*Short task*. Search the material and gather each line with "image" in it.
Given data start
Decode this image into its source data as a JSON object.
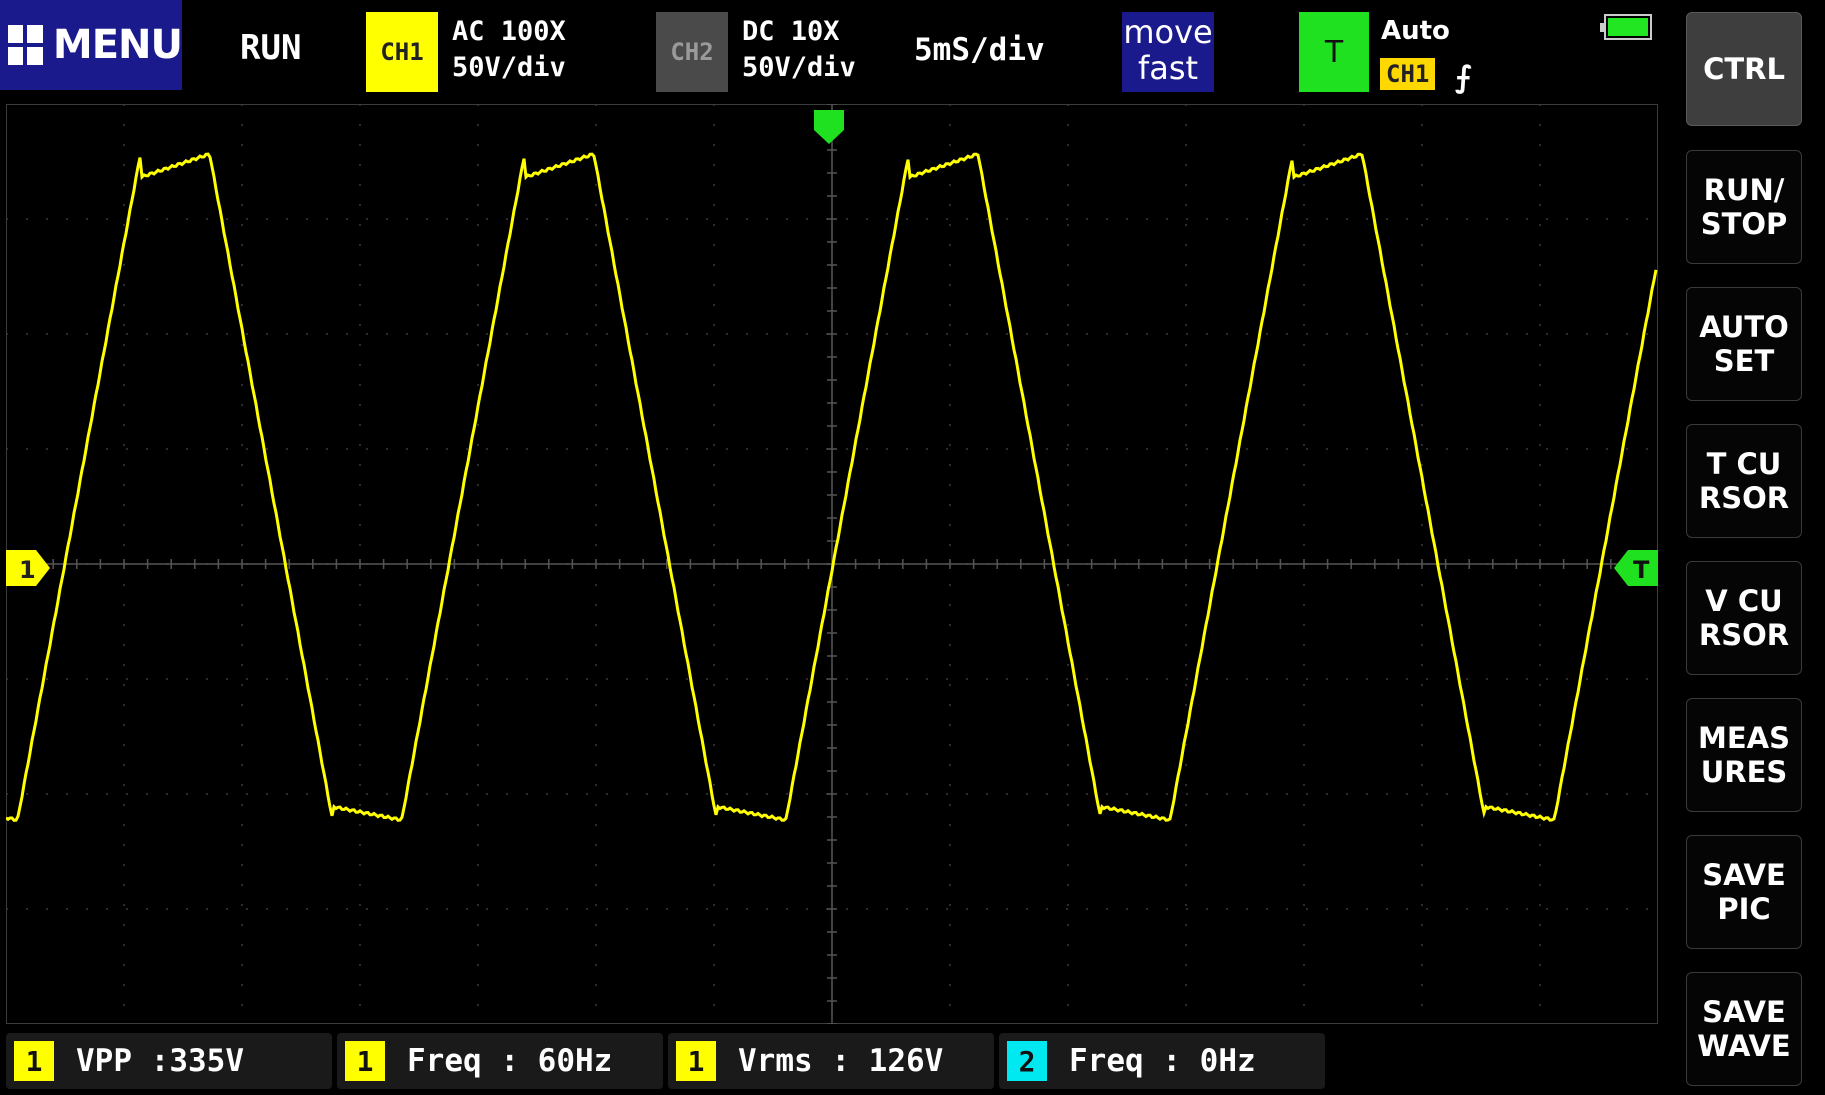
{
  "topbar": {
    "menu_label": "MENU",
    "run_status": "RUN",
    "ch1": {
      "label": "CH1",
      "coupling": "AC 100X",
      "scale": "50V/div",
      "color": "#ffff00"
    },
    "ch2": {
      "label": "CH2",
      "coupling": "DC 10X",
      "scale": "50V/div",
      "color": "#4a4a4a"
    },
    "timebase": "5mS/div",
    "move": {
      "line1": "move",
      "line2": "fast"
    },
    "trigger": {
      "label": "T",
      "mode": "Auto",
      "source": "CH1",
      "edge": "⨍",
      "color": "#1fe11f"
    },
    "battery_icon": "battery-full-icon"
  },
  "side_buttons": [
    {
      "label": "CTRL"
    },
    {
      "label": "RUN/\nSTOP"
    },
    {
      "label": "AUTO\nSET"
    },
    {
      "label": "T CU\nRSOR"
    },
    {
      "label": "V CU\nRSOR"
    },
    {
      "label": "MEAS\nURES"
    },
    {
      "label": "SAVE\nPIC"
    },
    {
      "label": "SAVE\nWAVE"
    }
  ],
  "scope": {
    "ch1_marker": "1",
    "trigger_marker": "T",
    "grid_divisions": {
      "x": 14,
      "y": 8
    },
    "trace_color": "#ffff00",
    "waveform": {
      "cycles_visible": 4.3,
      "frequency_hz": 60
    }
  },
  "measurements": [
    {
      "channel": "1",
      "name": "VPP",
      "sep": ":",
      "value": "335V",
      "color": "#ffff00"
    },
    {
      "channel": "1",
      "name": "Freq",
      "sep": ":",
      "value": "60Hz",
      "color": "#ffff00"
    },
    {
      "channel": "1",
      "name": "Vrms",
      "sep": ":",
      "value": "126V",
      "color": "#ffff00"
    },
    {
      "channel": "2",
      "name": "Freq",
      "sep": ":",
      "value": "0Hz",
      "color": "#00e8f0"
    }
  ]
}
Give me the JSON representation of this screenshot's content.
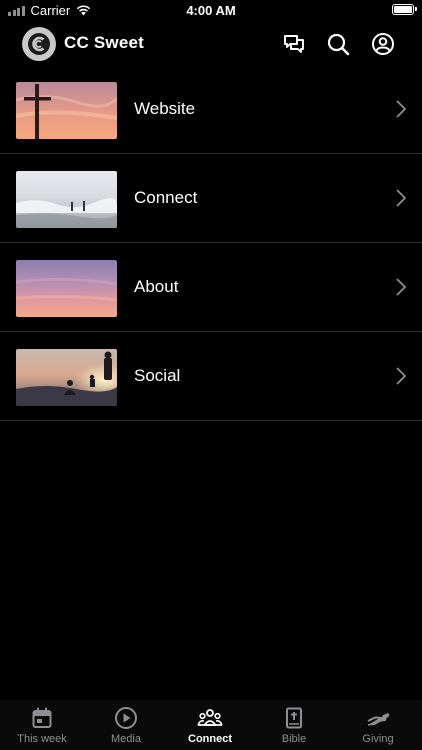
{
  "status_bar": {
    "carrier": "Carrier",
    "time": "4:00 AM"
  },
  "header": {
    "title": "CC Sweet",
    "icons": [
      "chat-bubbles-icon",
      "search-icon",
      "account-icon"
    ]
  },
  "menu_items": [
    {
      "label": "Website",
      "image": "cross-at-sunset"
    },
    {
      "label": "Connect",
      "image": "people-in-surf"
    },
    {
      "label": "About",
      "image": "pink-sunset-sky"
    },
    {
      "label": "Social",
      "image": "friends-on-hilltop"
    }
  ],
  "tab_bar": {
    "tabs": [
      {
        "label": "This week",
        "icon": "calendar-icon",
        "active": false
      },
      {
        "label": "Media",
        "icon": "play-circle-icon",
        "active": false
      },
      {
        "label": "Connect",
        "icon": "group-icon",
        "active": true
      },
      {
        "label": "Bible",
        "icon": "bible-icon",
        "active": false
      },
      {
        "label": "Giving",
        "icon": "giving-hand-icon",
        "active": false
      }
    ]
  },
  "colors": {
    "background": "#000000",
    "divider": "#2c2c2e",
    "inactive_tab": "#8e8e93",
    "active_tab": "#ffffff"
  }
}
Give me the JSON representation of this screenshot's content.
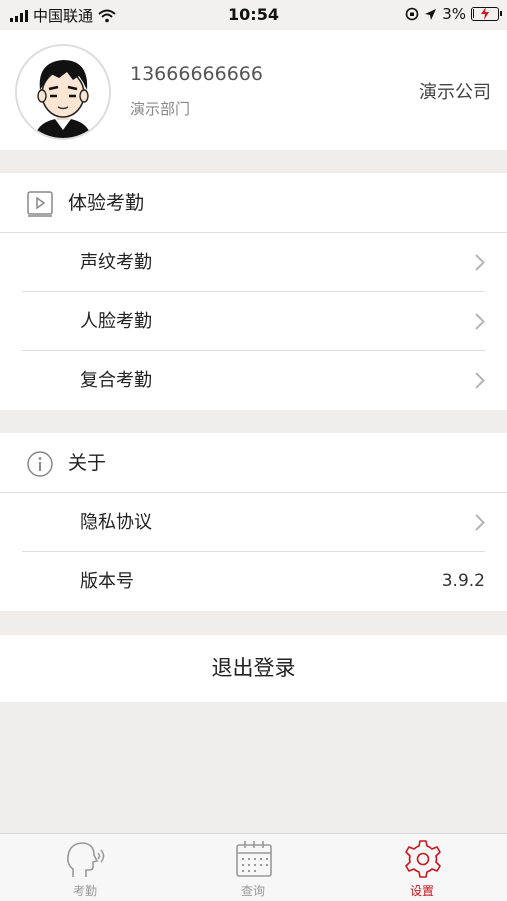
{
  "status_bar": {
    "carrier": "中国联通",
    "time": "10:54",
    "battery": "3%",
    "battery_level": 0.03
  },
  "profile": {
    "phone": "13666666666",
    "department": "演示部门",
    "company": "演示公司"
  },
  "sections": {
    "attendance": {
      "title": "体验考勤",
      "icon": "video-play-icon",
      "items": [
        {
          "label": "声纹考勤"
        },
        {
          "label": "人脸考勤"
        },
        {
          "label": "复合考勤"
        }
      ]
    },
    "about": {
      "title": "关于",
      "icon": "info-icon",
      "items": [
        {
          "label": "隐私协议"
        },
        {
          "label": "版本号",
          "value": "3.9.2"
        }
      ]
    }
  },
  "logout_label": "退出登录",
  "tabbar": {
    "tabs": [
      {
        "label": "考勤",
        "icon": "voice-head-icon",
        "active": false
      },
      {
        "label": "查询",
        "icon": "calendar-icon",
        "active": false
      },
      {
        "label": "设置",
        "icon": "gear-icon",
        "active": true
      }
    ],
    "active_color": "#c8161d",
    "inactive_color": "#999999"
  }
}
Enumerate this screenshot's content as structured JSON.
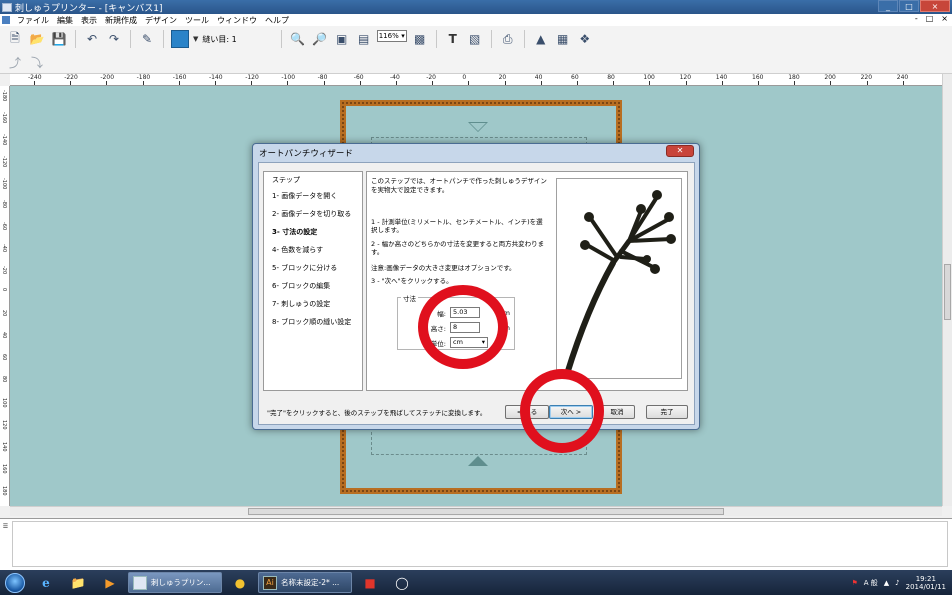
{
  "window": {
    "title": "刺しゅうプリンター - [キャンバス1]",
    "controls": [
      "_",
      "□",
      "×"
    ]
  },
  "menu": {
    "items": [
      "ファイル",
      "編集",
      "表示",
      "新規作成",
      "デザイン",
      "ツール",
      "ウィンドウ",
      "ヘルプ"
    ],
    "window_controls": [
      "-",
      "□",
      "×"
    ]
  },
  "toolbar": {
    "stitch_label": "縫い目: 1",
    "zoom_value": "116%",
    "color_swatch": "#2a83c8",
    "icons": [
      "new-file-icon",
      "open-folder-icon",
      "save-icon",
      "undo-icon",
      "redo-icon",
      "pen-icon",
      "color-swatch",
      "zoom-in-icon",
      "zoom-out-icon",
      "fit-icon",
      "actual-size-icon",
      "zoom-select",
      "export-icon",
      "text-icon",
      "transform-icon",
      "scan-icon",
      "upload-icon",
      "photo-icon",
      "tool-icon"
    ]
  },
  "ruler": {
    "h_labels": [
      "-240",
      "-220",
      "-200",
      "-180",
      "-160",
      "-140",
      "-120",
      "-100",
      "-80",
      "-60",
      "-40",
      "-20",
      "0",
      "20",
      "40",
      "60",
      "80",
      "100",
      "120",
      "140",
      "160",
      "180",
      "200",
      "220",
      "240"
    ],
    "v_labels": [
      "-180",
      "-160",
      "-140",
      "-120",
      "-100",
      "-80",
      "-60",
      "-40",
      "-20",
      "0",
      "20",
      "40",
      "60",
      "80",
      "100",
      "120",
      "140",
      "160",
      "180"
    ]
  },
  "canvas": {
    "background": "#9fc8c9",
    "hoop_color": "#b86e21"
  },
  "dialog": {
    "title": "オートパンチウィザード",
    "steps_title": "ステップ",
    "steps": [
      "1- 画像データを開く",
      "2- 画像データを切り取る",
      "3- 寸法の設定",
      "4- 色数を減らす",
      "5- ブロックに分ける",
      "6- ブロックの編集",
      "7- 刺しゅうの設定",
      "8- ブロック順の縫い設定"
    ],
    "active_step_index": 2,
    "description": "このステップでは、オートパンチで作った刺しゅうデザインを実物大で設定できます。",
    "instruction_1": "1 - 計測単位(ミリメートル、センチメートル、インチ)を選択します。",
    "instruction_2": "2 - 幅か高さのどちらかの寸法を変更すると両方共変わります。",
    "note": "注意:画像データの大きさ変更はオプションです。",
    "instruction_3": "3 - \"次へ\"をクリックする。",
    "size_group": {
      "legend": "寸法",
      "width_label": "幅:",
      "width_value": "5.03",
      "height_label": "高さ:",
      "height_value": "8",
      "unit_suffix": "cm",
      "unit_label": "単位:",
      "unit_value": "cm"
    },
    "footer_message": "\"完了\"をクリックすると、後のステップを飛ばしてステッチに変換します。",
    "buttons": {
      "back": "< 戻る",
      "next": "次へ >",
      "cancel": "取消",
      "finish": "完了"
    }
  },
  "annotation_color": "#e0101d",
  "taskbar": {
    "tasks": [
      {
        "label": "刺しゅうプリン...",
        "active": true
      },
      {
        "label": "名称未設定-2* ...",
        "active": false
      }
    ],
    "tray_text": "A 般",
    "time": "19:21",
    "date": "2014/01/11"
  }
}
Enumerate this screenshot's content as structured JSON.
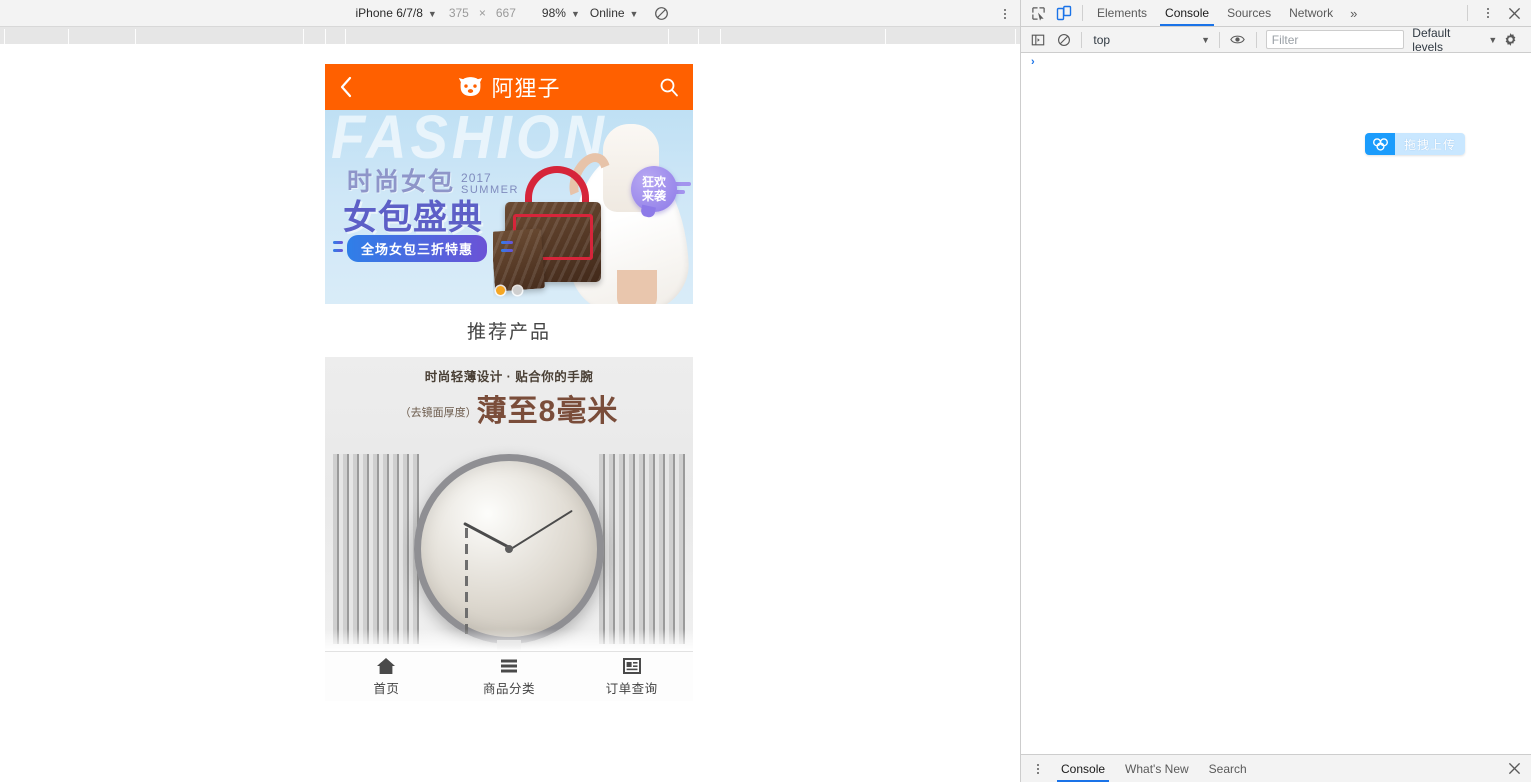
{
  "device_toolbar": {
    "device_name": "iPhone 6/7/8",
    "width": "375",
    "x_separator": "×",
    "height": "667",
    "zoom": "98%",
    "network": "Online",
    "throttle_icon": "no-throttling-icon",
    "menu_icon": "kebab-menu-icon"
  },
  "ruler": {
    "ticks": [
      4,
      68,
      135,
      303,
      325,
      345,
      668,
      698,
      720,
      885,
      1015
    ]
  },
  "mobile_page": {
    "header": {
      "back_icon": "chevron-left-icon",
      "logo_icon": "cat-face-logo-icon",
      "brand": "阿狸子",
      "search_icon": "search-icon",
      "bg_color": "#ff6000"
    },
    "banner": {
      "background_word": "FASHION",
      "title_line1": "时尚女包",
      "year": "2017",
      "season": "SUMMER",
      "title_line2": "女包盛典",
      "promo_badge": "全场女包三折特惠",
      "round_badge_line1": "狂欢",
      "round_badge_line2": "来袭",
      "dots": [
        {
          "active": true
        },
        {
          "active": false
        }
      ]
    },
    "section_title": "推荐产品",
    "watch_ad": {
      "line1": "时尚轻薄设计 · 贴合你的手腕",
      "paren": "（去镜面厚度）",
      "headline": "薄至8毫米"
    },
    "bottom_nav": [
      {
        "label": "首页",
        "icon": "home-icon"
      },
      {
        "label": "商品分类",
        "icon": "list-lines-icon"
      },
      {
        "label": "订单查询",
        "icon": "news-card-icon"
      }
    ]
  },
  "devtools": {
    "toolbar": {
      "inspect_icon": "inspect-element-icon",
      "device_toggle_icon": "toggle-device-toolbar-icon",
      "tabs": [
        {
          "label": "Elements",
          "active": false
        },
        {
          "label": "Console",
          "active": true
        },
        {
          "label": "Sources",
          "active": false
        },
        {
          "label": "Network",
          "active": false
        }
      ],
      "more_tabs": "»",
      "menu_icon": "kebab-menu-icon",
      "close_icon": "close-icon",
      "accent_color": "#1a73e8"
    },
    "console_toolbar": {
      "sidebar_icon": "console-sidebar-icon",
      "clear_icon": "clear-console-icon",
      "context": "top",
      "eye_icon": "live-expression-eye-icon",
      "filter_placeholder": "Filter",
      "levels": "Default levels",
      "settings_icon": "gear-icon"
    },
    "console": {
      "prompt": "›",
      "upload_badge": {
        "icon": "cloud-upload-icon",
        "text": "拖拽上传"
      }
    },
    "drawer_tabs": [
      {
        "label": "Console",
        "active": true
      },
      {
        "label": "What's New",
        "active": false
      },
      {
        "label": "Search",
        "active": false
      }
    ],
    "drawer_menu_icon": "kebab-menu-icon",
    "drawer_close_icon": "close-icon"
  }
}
Given data end
*Task solution*.
Decode this image into its source data as a JSON object.
      "image": "cross-at-sunset"
      "image": "people-in-surf"
      "image": "pink-sunset-sky"
      "image": "friends-on-hilltop"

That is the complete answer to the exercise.